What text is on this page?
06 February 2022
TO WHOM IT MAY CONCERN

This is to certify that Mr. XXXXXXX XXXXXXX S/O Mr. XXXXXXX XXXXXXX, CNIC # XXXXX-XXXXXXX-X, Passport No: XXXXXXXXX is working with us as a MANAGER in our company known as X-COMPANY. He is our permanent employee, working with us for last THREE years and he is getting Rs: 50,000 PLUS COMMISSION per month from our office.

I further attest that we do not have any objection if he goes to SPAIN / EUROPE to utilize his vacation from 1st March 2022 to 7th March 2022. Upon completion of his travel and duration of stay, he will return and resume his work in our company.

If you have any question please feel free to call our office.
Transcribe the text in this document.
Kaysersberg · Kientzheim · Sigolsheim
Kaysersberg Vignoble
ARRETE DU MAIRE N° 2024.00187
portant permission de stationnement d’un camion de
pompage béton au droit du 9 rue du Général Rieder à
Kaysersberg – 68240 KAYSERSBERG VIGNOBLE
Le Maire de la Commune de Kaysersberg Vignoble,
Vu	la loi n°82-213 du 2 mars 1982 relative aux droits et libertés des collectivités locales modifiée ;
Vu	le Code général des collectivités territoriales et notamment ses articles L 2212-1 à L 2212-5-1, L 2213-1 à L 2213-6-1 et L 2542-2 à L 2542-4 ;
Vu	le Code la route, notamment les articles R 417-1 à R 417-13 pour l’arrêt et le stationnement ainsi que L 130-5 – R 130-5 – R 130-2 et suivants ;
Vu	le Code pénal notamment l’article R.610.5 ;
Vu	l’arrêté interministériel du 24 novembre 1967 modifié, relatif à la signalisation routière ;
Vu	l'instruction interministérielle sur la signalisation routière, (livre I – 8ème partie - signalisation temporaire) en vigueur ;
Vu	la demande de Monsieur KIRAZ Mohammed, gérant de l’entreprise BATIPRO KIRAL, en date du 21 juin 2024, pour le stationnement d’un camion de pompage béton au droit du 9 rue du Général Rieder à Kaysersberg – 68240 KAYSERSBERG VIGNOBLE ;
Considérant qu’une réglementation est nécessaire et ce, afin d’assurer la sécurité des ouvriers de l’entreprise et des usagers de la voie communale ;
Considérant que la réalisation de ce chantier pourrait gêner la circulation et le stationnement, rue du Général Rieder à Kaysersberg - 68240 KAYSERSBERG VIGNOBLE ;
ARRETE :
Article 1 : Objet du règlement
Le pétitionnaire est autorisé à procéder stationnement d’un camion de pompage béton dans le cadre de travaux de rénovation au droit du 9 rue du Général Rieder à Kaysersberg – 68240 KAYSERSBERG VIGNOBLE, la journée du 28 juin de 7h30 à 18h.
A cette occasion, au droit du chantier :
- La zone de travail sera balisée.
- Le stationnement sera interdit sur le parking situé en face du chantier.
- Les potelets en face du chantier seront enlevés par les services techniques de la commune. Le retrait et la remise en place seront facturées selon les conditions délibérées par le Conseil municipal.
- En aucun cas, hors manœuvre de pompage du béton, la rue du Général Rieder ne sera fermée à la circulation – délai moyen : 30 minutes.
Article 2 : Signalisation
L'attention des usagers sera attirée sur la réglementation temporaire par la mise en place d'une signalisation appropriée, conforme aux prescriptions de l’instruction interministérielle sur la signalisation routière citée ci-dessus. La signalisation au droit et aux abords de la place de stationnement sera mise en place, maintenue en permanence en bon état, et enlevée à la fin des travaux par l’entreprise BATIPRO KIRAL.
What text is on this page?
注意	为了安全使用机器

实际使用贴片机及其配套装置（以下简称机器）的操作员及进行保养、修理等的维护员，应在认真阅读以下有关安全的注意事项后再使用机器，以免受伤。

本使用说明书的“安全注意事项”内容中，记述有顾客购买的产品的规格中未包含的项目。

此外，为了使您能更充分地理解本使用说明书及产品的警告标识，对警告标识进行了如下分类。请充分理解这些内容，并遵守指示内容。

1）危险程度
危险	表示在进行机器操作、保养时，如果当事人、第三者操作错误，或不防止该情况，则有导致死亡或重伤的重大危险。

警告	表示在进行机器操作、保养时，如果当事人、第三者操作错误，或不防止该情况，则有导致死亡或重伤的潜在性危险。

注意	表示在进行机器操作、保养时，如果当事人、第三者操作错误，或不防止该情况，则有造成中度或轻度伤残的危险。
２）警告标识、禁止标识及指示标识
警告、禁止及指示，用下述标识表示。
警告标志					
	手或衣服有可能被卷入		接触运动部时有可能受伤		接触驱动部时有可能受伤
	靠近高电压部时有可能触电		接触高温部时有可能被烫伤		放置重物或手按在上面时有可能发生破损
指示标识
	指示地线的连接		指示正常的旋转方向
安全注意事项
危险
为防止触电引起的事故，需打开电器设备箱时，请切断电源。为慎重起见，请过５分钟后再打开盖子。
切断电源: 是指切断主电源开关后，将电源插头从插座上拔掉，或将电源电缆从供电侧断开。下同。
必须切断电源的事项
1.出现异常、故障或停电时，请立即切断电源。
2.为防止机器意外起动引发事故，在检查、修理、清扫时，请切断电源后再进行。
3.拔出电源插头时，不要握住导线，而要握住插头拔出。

============

→ Exercise task: Please restate the whole listing word for word.

→ Output of the exercise:
What text is on this page?
06 February 2022
TO WHOM IT MAY CONCERN

This is to certify that Mr. XXXXXXX XXXXXXX S/O Mr. XXXXXXX XXXXXXX, CNIC # XXXXX-XXXXXXX-X, Passport No: XXXXXXXXX is working with us as a MANAGER in our company known as X-COMPANY. He is our permanent employee, working with us for last THREE years and he is getting Rs: 50,000 PLUS COMMISSION per month from our office.

I further attest that we do not have any objection if he goes to SPAIN / EUROPE to utilize his vacation from 1st March 2022 to 7th March 2022. Upon completion of his travel and duration of stay, he will return and resume his work in our company.

If you have any question please feel free to call our office.
Transcribe the text in this document.
Kaysersberg · Kientzheim · Sigolsheim
Kaysersberg Vignoble
ARRETE DU MAIRE N° 2024.00187
portant permission de stationnement d’un camion de
pompage béton au droit du 9 rue du Général Rieder à
Kaysersberg – 68240 KAYSERSBERG VIGNOBLE
Le Maire de la Commune de Kaysersberg Vignoble,
Vu	la loi n°82-213 du 2 mars 1982 relative aux droits et libertés des collectivités locales modifiée ;
Vu	le Code général des collectivités territoriales et notamment ses articles L 2212-1 à L 2212-5-1, L 2213-1 à L 2213-6-1 et L 2542-2 à L 2542-4 ;
Vu	le Code la route, notamment les articles R 417-1 à R 417-13 pour l’arrêt et le stationnement ainsi que L 130-5 – R 130-5 – R 130-2 et suivants ;
Vu	le Code pénal notamment l’article R.610.5 ;
Vu	l’arrêté interministériel du 24 novembre 1967 modifié, relatif à la signalisation routière ;
Vu	l'instruction interministérielle sur la signalisation routière, (livre I – 8ème partie - signalisation temporaire) en vigueur ;
Vu	la demande de Monsieur KIRAZ Mohammed, gérant de l’entreprise BATIPRO KIRAL, en date du 21 juin 2024, pour le stationnement d’un camion de pompage béton au droit du 9 rue du Général Rieder à Kaysersberg – 68240 KAYSERSBERG VIGNOBLE ;
Considérant qu’une réglementation est nécessaire et ce, afin d’assurer la sécurité des ouvriers de l’entreprise et des usagers de la voie communale ;
Considérant que la réalisation de ce chantier pourrait gêner la circulation et le stationnement, rue du Général Rieder à Kaysersberg - 68240 KAYSERSBERG VIGNOBLE ;
ARRETE :
Article 1 : Objet du règlement
Le pétitionnaire est autorisé à procéder stationnement d’un camion de pompage béton dans le cadre de travaux de rénovation au droit du 9 rue du Général Rieder à Kaysersberg – 68240 KAYSERSBERG VIGNOBLE, la journée du 28 juin de 7h30 à 18h.
A cette occasion, au droit du chantier :
- La zone de travail sera balisée.
- Le stationnement sera interdit sur le parking situé en face du chantier.
- Les potelets en face du chantier seront enlevés par les services techniques de la commune. Le retrait et la remise en place seront facturées selon les conditions délibérées par le Conseil municipal.
- En aucun cas, hors manœuvre de pompage du béton, la rue du Général Rieder ne sera fermée à la circulation – délai moyen : 30 minutes.
Article 2 : Signalisation
L'attention des usagers sera attirée sur la réglementation temporaire par la mise en place d'une signalisation appropriée, conforme aux prescriptions de l’instruction interministérielle sur la signalisation routière citée ci-dessus. La signalisation au droit et aux abords de la place de stationnement sera mise en place, maintenue en permanence en bon état, et enlevée à la fin des travaux par l’entreprise BATIPRO KIRAL.
What text is on this page?
注意	为了安全使用机器

实际使用贴片机及其配套装置（以下简称机器）的操作员及进行保养、修理等的维护员，应在认真阅读以下有关安全的注意事项后再使用机器，以免受伤。

本使用说明书的“安全注意事项”内容中，记述有顾客购买的产品的规格中未包含的项目。

此外，为了使您能更充分地理解本使用说明书及产品的警告标识，对警告标识进行了如下分类。请充分理解这些内容，并遵守指示内容。

1）危险程度
危险	表示在进行机器操作、保养时，如果当事人、第三者操作错误，或不防止该情况，则有导致死亡或重伤的重大危险。

警告	表示在进行机器操作、保养时，如果当事人、第三者操作错误，或不防止该情况，则有导致死亡或重伤的潜在性危险。

注意	表示在进行机器操作、保养时，如果当事人、第三者操作错误，或不防止该情况，则有造成中度或轻度伤残的危险。
２）警告标识、禁止标识及指示标识
警告、禁止及指示，用下述标识表示。
警告标志					
	手或衣服有可能被卷入		接触运动部时有可能受伤		接触驱动部时有可能受伤
	靠近高电压部时有可能触电		接触高温部时有可能被烫伤		放置重物或手按在上面时有可能发生破损
指示标识
	指示地线的连接		指示正常的旋转方向
安全注意事项
危险
为防止触电引起的事故，需打开电器设备箱时，请切断电源。为慎重起见，请过５分钟后再打开盖子。
切断电源: 是指切断主电源开关后，将电源插头从插座上拔掉，或将电源电缆从供电侧断开。下同。
必须切断电源的事项
1.出现异常、故障或停电时，请立即切断电源。
2.为防止机器意外起动引发事故，在检查、修理、清扫时，请切断电源后再进行。
3.拔出电源插头时，不要握住导线，而要握住插头拔出。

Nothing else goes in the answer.